Written problem
Scan the entries below for the word "JSON". Copy each line that has it.

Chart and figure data
--------
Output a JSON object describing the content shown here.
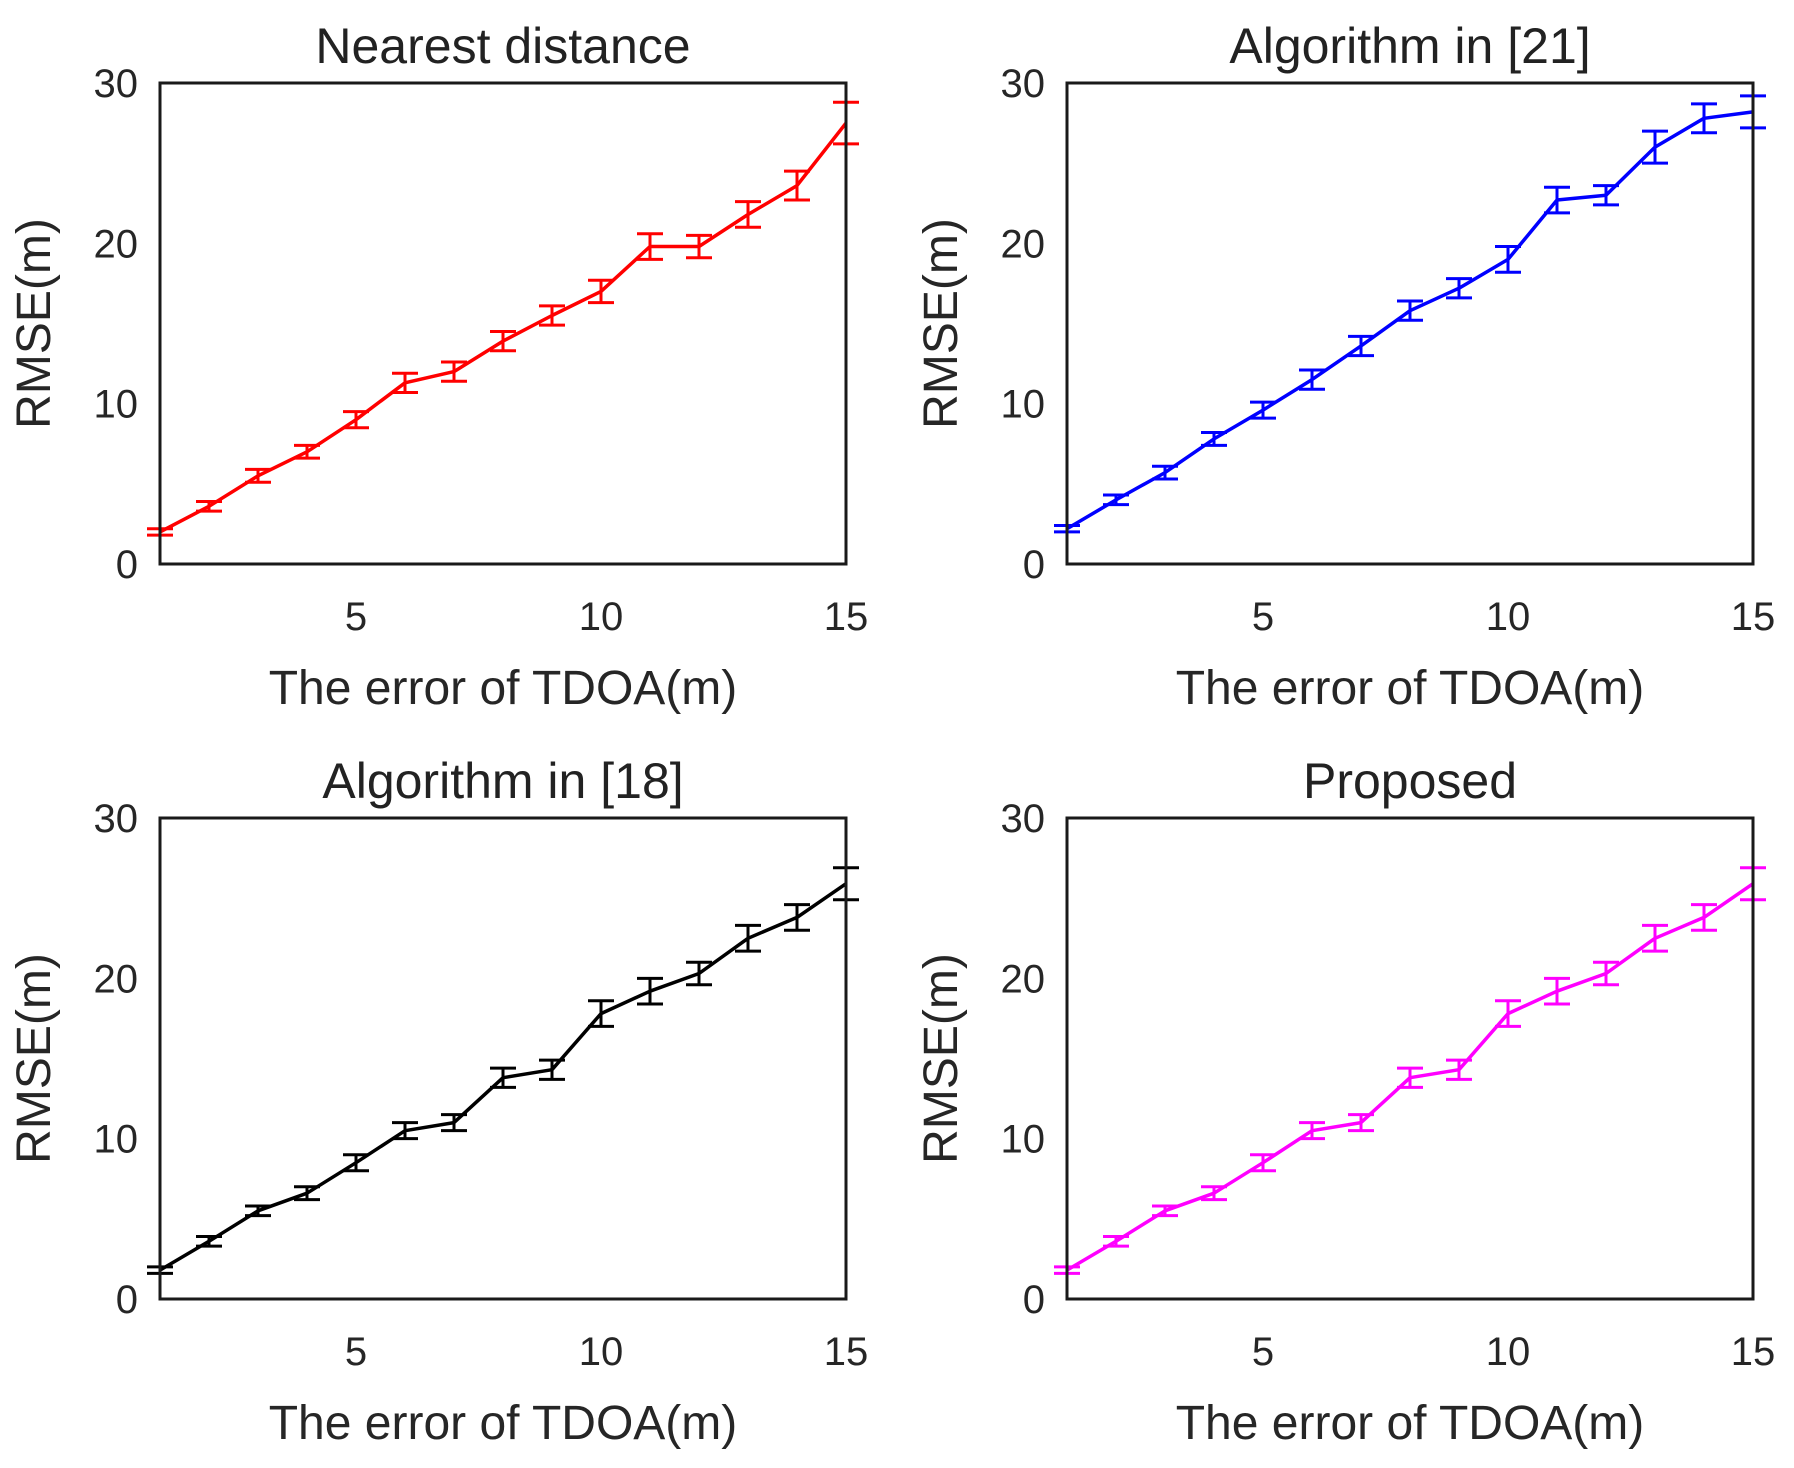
{
  "chart_data": [
    {
      "type": "line",
      "title": "Nearest distance",
      "xlabel": "The error of TDOA(m)",
      "ylabel": "RMSE(m)",
      "xlim": [
        1,
        15
      ],
      "ylim": [
        0,
        30
      ],
      "xticks": [
        5,
        10,
        15
      ],
      "yticks": [
        0,
        10,
        20,
        30
      ],
      "color": "#ff0000",
      "x": [
        1,
        2,
        3,
        4,
        5,
        6,
        7,
        8,
        9,
        10,
        11,
        12,
        13,
        14,
        15
      ],
      "values": [
        2.0,
        3.6,
        5.5,
        7.0,
        9.0,
        11.3,
        12.0,
        13.9,
        15.5,
        17.0,
        19.8,
        19.8,
        21.8,
        23.6,
        27.5
      ],
      "error": [
        0.2,
        0.3,
        0.4,
        0.4,
        0.5,
        0.6,
        0.6,
        0.6,
        0.6,
        0.7,
        0.8,
        0.7,
        0.8,
        0.9,
        1.3
      ]
    },
    {
      "type": "line",
      "title": "Algorithm in [21]",
      "xlabel": "The error of TDOA(m)",
      "ylabel": "RMSE(m)",
      "xlim": [
        1,
        15
      ],
      "ylim": [
        0,
        30
      ],
      "xticks": [
        5,
        10,
        15
      ],
      "yticks": [
        0,
        10,
        20,
        30
      ],
      "color": "#0000ff",
      "x": [
        1,
        2,
        3,
        4,
        5,
        6,
        7,
        8,
        9,
        10,
        11,
        12,
        13,
        14,
        15
      ],
      "values": [
        2.2,
        4.0,
        5.7,
        7.8,
        9.6,
        11.5,
        13.6,
        15.8,
        17.2,
        19.0,
        22.7,
        23.0,
        26.0,
        27.8,
        28.2
      ],
      "error": [
        0.2,
        0.3,
        0.4,
        0.4,
        0.5,
        0.6,
        0.6,
        0.6,
        0.6,
        0.8,
        0.8,
        0.6,
        1.0,
        0.9,
        1.0
      ]
    },
    {
      "type": "line",
      "title": "Algorithm in [18]",
      "xlabel": "The error of TDOA(m)",
      "ylabel": "RMSE(m)",
      "xlim": [
        1,
        15
      ],
      "ylim": [
        0,
        30
      ],
      "xticks": [
        5,
        10,
        15
      ],
      "yticks": [
        0,
        10,
        20,
        30
      ],
      "color": "#000000",
      "x": [
        1,
        2,
        3,
        4,
        5,
        6,
        7,
        8,
        9,
        10,
        11,
        12,
        13,
        14,
        15
      ],
      "values": [
        1.8,
        3.6,
        5.5,
        6.6,
        8.5,
        10.5,
        11.0,
        13.8,
        14.3,
        17.8,
        19.2,
        20.3,
        22.5,
        23.8,
        25.9
      ],
      "error": [
        0.2,
        0.3,
        0.3,
        0.4,
        0.5,
        0.5,
        0.5,
        0.6,
        0.6,
        0.8,
        0.8,
        0.7,
        0.8,
        0.8,
        1.0
      ]
    },
    {
      "type": "line",
      "title": "Proposed",
      "xlabel": "The error of TDOA(m)",
      "ylabel": "RMSE(m)",
      "xlim": [
        1,
        15
      ],
      "ylim": [
        0,
        30
      ],
      "xticks": [
        5,
        10,
        15
      ],
      "yticks": [
        0,
        10,
        20,
        30
      ],
      "color": "#ff00ff",
      "x": [
        1,
        2,
        3,
        4,
        5,
        6,
        7,
        8,
        9,
        10,
        11,
        12,
        13,
        14,
        15
      ],
      "values": [
        1.8,
        3.6,
        5.5,
        6.6,
        8.5,
        10.5,
        11.0,
        13.8,
        14.3,
        17.8,
        19.2,
        20.3,
        22.5,
        23.8,
        25.9
      ],
      "error": [
        0.2,
        0.3,
        0.3,
        0.4,
        0.5,
        0.5,
        0.5,
        0.6,
        0.6,
        0.8,
        0.8,
        0.7,
        0.8,
        0.8,
        1.0
      ]
    }
  ]
}
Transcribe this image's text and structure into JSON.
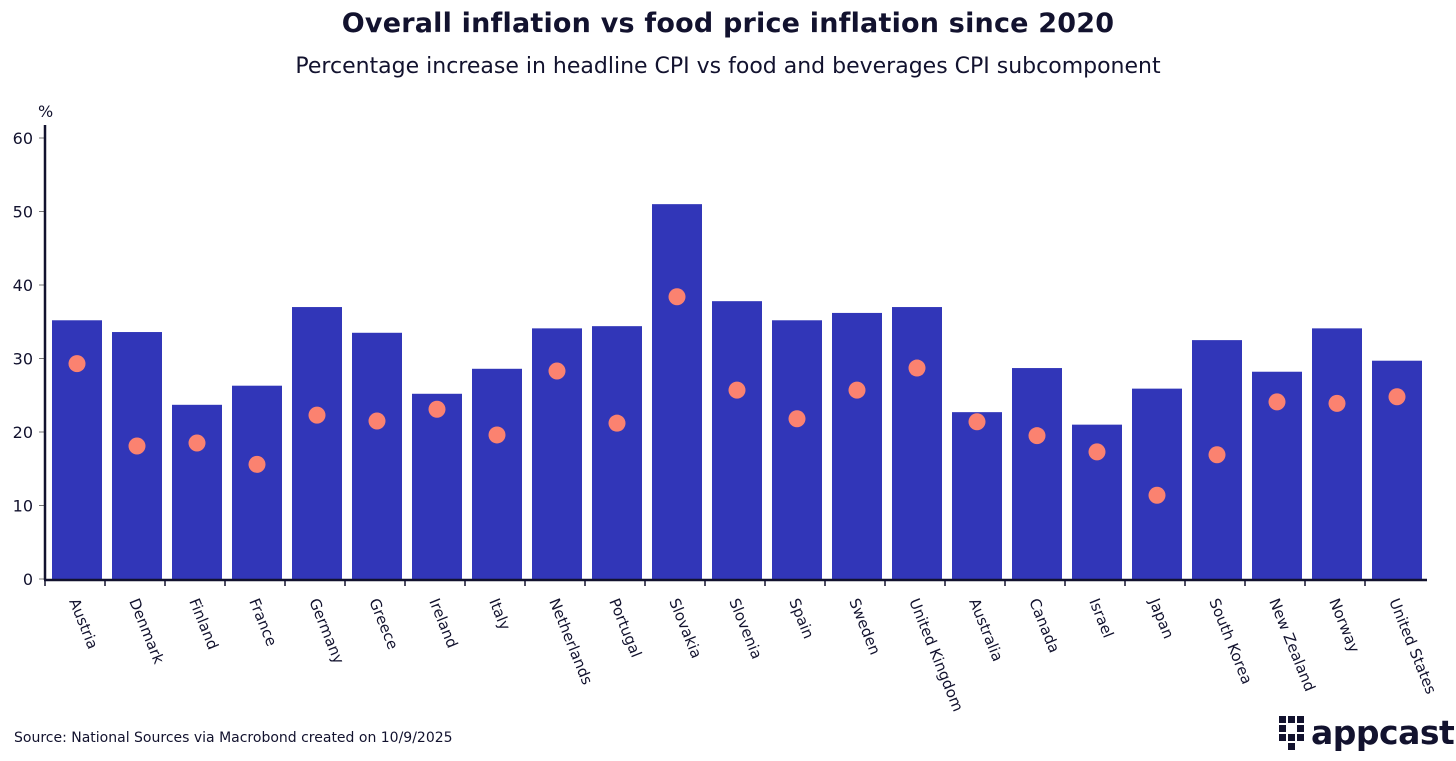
{
  "chart_data": {
    "type": "bar",
    "title": "Overall inflation vs food price inflation since 2020",
    "subtitle": "Percentage increase in headline CPI vs food and beverages CPI subcomponent",
    "ylabel": "%",
    "xlabel": "",
    "ylim": [
      0,
      60
    ],
    "yticks": [
      0,
      10,
      20,
      30,
      40,
      50,
      60
    ],
    "categories": [
      "Austria",
      "Denmark",
      "Finland",
      "France",
      "Germany",
      "Greece",
      "Ireland",
      "Italy",
      "Netherlands",
      "Portugal",
      "Slovakia",
      "Slovenia",
      "Spain",
      "Sweden",
      "United Kingdom",
      "Australia",
      "Canada",
      "Israel",
      "Japan",
      "South Korea",
      "New Zealand",
      "Norway",
      "United States"
    ],
    "series": [
      {
        "name": "Headline CPI",
        "type": "bar",
        "color": "#3136b8",
        "values": [
          35.2,
          33.6,
          23.7,
          26.3,
          37.0,
          33.5,
          25.2,
          28.6,
          34.1,
          34.4,
          51.0,
          37.8,
          35.2,
          36.2,
          37.0,
          22.7,
          28.7,
          21.0,
          25.9,
          32.5,
          28.2,
          34.1,
          29.7
        ]
      },
      {
        "name": "Food and beverages CPI",
        "type": "scatter",
        "color": "#fb8270",
        "values": [
          29.3,
          18.1,
          18.5,
          15.6,
          22.3,
          21.5,
          23.1,
          19.6,
          28.3,
          21.2,
          38.4,
          25.7,
          21.8,
          25.7,
          28.7,
          21.4,
          19.5,
          17.3,
          11.4,
          16.9,
          24.1,
          23.9,
          24.8
        ]
      }
    ],
    "grid": false,
    "legend": "none"
  },
  "footer": {
    "source": "Source: National Sources via Macrobond created on 10/9/2025",
    "logo_text": "appcast"
  }
}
--------
Result below
Output a JSON object describing the content shown here.
Transcribe this image's text and structure into JSON.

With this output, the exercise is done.